OBJECTIVE: Would you transcribe all of the data exactly, down to the last character?

MATERIAL FOR THIS EXERCISE:
· · · ·
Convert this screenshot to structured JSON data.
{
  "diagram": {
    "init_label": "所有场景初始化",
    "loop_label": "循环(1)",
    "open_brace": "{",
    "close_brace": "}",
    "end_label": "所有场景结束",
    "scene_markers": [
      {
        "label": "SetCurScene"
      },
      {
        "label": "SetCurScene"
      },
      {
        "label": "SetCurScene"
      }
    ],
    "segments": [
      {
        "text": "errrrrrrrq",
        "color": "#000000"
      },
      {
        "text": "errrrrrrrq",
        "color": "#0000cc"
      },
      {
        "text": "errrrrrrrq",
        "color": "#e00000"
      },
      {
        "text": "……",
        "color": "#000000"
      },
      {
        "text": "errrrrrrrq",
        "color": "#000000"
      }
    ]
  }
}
· · · ·
CORRECT RESPONSE:
Convert this screenshot to structured JSON data.
{
  "diagram": {
    "init_label": "所有场景初始化",
    "loop_label": "循环(1)",
    "open_brace": "{",
    "close_brace": "}",
    "end_label": "所有场景结束",
    "scene_markers": [
      {
        "label": "SetCurScene"
      },
      {
        "label": "SetCurScene"
      },
      {
        "label": "SetCurScene"
      }
    ],
    "segments": [
      {
        "text": "errrrrrrrq",
        "color": "#000000"
      },
      {
        "text": "errrrrrrrq",
        "color": "#0000cc"
      },
      {
        "text": "errrrrrrrq",
        "color": "#e00000"
      },
      {
        "text": "……",
        "color": "#000000"
      },
      {
        "text": "errrrrrrrq",
        "color": "#000000"
      }
    ]
  }
}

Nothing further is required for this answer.